---------- RECORDS SHOWN ----------
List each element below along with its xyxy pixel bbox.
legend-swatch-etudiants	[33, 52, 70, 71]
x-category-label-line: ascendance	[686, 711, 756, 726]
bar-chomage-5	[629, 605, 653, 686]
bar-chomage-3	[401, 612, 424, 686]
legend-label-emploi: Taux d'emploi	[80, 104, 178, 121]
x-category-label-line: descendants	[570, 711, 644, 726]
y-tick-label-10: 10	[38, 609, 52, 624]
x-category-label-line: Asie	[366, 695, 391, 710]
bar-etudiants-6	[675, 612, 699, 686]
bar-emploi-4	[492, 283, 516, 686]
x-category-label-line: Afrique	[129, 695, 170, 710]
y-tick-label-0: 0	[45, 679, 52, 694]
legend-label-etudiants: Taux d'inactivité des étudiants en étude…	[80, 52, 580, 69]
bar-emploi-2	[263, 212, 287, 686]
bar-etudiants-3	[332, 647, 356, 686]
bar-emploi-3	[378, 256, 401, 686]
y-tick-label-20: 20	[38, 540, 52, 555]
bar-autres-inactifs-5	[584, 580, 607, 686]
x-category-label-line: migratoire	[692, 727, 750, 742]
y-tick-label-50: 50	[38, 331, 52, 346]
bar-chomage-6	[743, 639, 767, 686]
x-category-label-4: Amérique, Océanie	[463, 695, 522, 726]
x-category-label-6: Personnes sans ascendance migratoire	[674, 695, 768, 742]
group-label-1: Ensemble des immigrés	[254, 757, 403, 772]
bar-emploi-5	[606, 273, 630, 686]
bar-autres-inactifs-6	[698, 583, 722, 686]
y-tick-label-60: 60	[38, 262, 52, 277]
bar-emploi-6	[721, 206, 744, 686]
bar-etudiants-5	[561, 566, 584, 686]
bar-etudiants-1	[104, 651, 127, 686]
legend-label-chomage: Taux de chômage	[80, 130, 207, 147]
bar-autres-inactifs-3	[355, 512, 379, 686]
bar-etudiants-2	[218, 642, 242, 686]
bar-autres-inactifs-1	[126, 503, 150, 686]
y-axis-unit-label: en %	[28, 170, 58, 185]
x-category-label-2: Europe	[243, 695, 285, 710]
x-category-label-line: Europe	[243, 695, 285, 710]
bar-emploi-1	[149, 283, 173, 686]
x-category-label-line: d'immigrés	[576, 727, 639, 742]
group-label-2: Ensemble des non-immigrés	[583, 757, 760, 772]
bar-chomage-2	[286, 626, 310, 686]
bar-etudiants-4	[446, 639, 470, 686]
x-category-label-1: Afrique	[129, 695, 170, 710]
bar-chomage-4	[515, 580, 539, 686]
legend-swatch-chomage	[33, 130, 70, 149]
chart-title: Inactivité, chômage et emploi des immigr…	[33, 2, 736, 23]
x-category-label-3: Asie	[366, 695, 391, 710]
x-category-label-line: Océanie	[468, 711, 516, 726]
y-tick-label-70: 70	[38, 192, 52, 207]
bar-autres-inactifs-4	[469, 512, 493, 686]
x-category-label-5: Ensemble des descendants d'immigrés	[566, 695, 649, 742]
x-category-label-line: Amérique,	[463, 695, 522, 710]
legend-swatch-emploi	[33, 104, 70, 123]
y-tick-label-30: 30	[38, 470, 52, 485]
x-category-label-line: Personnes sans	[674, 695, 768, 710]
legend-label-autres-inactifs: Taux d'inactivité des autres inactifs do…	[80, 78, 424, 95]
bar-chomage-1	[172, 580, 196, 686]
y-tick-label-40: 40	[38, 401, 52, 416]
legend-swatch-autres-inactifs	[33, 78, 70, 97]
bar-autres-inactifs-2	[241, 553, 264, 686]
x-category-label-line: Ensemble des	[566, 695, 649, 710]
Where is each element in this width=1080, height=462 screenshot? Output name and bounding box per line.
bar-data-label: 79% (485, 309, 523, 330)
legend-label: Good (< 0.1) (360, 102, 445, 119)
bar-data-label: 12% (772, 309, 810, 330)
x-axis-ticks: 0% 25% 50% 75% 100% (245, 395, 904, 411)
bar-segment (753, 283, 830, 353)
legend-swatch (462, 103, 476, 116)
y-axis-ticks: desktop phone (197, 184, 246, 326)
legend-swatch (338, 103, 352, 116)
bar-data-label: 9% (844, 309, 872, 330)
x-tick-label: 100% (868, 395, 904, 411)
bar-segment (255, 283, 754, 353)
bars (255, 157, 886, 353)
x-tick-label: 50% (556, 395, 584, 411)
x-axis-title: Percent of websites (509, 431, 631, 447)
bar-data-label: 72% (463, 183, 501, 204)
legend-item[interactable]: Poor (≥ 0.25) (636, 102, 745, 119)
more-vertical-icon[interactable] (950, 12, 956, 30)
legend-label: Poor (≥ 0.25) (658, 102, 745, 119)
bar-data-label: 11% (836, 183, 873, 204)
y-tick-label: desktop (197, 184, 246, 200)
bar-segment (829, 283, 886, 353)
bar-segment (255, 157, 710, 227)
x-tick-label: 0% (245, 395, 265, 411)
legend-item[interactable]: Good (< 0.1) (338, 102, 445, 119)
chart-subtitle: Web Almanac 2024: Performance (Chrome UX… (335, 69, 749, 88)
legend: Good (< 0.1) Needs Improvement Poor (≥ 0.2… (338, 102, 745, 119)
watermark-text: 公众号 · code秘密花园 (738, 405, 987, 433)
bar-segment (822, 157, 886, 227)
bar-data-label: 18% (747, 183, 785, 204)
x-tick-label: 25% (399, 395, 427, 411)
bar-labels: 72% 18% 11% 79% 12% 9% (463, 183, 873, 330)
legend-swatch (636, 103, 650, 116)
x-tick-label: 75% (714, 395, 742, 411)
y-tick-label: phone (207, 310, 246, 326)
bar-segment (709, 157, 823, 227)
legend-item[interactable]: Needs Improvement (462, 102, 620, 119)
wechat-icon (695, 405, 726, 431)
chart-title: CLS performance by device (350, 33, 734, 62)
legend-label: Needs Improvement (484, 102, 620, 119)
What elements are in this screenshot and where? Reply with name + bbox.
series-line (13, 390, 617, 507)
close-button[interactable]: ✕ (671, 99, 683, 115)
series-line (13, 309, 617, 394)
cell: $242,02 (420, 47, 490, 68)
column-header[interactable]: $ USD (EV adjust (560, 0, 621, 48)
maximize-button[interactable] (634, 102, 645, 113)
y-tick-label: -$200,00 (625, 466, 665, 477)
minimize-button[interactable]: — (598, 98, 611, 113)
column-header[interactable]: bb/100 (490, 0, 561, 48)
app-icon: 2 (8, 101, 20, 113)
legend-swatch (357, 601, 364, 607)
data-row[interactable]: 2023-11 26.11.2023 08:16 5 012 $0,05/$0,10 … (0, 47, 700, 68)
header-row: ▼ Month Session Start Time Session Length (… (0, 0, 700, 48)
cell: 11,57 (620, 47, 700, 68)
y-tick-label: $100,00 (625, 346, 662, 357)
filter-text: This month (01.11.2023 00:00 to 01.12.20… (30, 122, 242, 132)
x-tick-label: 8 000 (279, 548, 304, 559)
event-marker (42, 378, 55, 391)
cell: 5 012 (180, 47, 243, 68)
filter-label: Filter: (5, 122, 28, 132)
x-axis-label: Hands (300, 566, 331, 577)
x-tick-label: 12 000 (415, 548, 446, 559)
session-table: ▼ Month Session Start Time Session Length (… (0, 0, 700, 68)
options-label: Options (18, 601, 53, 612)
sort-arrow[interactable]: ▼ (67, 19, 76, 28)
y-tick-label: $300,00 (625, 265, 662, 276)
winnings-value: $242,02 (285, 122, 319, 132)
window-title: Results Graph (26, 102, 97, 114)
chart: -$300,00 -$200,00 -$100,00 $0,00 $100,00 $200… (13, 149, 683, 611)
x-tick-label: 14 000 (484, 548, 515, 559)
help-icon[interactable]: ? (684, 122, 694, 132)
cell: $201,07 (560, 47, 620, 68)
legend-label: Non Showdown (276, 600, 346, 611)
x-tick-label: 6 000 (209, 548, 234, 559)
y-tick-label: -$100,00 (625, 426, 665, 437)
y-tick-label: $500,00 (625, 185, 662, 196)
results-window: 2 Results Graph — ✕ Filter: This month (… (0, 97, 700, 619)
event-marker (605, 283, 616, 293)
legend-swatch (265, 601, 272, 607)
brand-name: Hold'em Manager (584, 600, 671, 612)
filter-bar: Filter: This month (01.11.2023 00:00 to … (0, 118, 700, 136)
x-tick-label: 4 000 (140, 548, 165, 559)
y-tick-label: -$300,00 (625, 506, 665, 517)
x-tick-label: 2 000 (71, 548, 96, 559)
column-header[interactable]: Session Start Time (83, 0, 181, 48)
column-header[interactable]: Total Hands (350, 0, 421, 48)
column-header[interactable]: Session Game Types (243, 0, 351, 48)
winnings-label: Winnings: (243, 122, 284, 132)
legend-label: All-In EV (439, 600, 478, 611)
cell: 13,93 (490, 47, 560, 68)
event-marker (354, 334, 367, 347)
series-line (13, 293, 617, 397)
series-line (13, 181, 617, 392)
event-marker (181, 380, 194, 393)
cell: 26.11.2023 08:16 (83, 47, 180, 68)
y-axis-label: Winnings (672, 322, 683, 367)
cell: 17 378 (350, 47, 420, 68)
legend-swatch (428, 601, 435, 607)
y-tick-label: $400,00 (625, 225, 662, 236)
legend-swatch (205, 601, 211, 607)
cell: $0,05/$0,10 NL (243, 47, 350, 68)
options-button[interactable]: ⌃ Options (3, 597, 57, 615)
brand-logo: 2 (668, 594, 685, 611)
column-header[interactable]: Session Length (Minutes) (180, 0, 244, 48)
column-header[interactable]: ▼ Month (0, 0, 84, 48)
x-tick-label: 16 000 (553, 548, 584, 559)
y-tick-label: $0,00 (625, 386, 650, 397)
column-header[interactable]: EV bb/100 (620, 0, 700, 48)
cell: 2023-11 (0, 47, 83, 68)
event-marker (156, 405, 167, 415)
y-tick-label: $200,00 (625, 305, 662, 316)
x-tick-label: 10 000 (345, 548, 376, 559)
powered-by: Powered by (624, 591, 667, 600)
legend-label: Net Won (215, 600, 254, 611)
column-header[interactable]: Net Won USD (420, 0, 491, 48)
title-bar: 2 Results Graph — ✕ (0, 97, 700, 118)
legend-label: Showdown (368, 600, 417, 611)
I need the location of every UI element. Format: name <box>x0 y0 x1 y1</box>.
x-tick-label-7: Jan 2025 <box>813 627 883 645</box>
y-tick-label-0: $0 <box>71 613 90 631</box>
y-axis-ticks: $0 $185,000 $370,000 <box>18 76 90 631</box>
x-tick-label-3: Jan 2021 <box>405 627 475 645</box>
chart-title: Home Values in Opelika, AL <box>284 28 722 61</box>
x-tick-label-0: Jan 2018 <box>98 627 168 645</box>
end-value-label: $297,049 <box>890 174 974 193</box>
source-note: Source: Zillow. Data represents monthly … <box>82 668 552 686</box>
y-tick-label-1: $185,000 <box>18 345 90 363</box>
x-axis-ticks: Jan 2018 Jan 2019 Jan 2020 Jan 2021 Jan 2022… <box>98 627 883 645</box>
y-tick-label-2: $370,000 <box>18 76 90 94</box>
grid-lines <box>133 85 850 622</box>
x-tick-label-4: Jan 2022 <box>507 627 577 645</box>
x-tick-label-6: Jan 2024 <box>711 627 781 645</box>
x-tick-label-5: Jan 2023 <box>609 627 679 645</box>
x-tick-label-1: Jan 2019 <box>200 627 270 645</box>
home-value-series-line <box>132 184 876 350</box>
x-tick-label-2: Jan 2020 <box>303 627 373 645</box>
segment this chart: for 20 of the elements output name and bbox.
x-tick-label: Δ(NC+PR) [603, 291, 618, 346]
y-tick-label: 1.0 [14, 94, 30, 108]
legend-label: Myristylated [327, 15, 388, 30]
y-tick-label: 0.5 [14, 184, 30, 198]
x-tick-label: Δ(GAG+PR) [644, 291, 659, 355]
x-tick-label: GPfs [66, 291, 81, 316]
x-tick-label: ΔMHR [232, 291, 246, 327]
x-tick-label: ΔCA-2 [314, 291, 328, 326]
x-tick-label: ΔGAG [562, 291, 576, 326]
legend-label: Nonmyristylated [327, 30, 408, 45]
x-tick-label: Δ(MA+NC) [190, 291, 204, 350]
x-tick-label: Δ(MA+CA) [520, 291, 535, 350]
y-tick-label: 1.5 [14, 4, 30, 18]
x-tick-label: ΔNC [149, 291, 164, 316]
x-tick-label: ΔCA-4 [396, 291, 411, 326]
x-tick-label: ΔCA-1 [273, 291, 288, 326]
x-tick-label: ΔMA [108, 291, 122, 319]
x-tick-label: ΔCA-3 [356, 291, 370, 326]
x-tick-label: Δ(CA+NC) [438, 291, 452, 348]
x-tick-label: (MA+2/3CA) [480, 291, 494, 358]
----------
EXERCISE
Copy out again the rows from the start of the records through the line containing "206, 744, 686]", inclusive.

TASK RESULT
List each element below along with its xyxy pixel bbox.
legend-swatch-etudiants	[33, 52, 70, 71]
x-category-label-line: ascendance	[686, 711, 756, 726]
bar-chomage-5	[629, 605, 653, 686]
bar-chomage-3	[401, 612, 424, 686]
legend-label-emploi: Taux d'emploi	[80, 104, 178, 121]
x-category-label-line: descendants	[570, 711, 644, 726]
y-tick-label-10: 10	[38, 609, 52, 624]
x-category-label-line: Asie	[366, 695, 391, 710]
bar-etudiants-6	[675, 612, 699, 686]
bar-emploi-4	[492, 283, 516, 686]
x-category-label-line: Afrique	[129, 695, 170, 710]
y-tick-label-0: 0	[45, 679, 52, 694]
legend-label-etudiants: Taux d'inactivité des étudiants en étude…	[80, 52, 580, 69]
bar-emploi-2	[263, 212, 287, 686]
bar-etudiants-3	[332, 647, 356, 686]
bar-emploi-3	[378, 256, 401, 686]
y-tick-label-20: 20	[38, 540, 52, 555]
bar-autres-inactifs-5	[584, 580, 607, 686]
x-category-label-line: migratoire	[692, 727, 750, 742]
y-tick-label-50: 50	[38, 331, 52, 346]
bar-chomage-6	[743, 639, 767, 686]
x-category-label-4: Amérique, Océanie	[463, 695, 522, 726]
x-category-label-6: Personnes sans ascendance migratoire	[674, 695, 768, 742]
group-label-1: Ensemble des immigrés	[254, 757, 403, 772]
bar-emploi-5	[606, 273, 630, 686]
bar-autres-inactifs-6	[698, 583, 722, 686]
y-tick-label-60: 60	[38, 262, 52, 277]
bar-emploi-6	[721, 206, 744, 686]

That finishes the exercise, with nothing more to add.